**Goal**
Render each line of the rows below as a JSON list of strings, with one string per line and no blank lines. Leave the pictures out of the answer.

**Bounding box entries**
----

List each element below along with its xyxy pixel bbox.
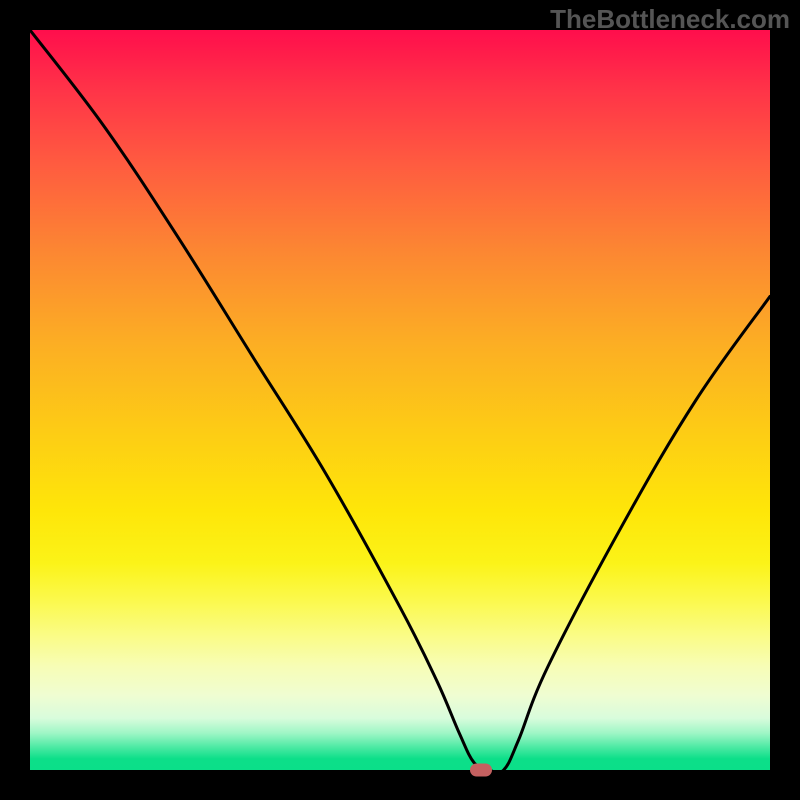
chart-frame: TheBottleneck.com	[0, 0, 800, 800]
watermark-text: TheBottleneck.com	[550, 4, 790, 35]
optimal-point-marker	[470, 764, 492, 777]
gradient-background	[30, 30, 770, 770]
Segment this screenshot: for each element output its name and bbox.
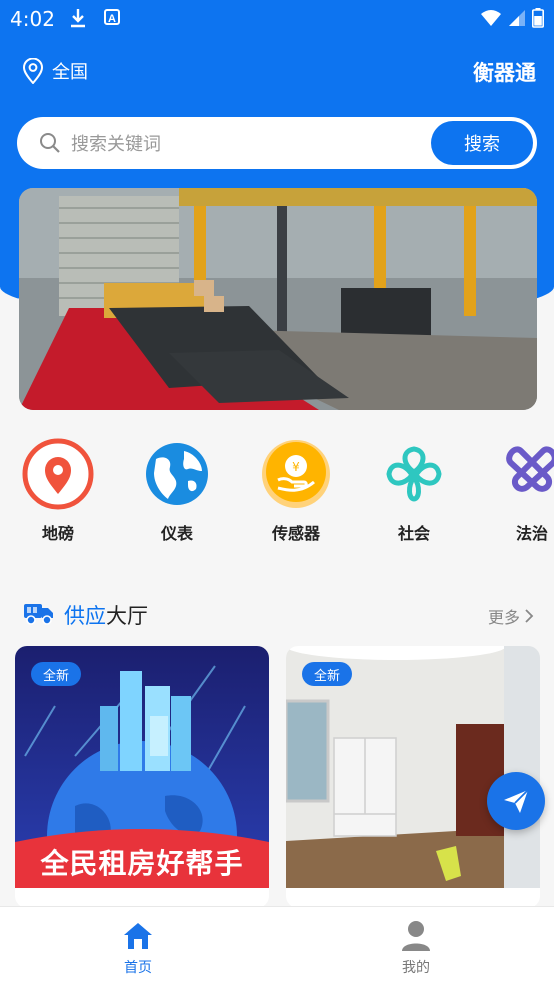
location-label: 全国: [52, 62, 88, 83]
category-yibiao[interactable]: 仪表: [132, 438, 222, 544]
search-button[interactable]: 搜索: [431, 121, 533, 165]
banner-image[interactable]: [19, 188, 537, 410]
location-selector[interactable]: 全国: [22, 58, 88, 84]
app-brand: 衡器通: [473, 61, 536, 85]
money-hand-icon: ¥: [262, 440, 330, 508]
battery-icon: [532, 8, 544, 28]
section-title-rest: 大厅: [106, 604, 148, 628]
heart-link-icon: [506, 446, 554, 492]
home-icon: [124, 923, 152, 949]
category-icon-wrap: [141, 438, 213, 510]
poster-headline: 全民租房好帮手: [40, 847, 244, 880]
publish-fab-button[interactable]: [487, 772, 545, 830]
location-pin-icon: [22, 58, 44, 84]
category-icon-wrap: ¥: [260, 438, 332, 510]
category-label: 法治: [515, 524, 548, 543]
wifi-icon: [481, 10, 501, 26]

----

**Response to the task**
[
  "List each element below along with its xyxy pixel bbox.",
  "chart-frame: TheBottleneck.com\t[0, 0, 800, 800]",
  "watermark-text: TheBottleneck.com\t[550, 4, 790, 35]",
  "optimal-point-marker\t[470, 764, 492, 777]",
  "gradient-background\t[30, 30, 770, 770]",
  "Segment this screenshot: for each element output its name and bbox.",
  "location-label: 全国: [52, 62, 88, 83]",
  "category-yibiao[interactable]: 仪表: [132, 438, 222, 544]",
  "search-button[interactable]: 搜索: [431, 121, 533, 165]",
  "banner-image[interactable]: [19, 188, 537, 410]",
  "location-selector[interactable]: 全国: [22, 58, 88, 84]",
  "app-brand: 衡器通: [473, 61, 536, 85]",
  "money-hand-icon: ¥: [262, 440, 330, 508]",
  "battery-icon: [532, 8, 544, 28]",
  "section-title-rest: 大厅: [106, 604, 148, 628]",
  "heart-link-icon: [506, 446, 554, 492]",
  "home-icon: [124, 923, 152, 949]",
  "category-icon-wrap: [141, 438, 213, 510]",
  "poster-headline: 全民租房好帮手: [40, 847, 244, 880]",
  "publish-fab-button[interactable]: [487, 772, 545, 830]",
  "location-pin-icon: [22, 58, 44, 84]",
  "category-icon-wrap: ¥: [260, 438, 332, 510]",
  "category-label: 法治: [515, 524, 548, 543]",
  "wifi-icon: [481, 10, 501, 26]"
]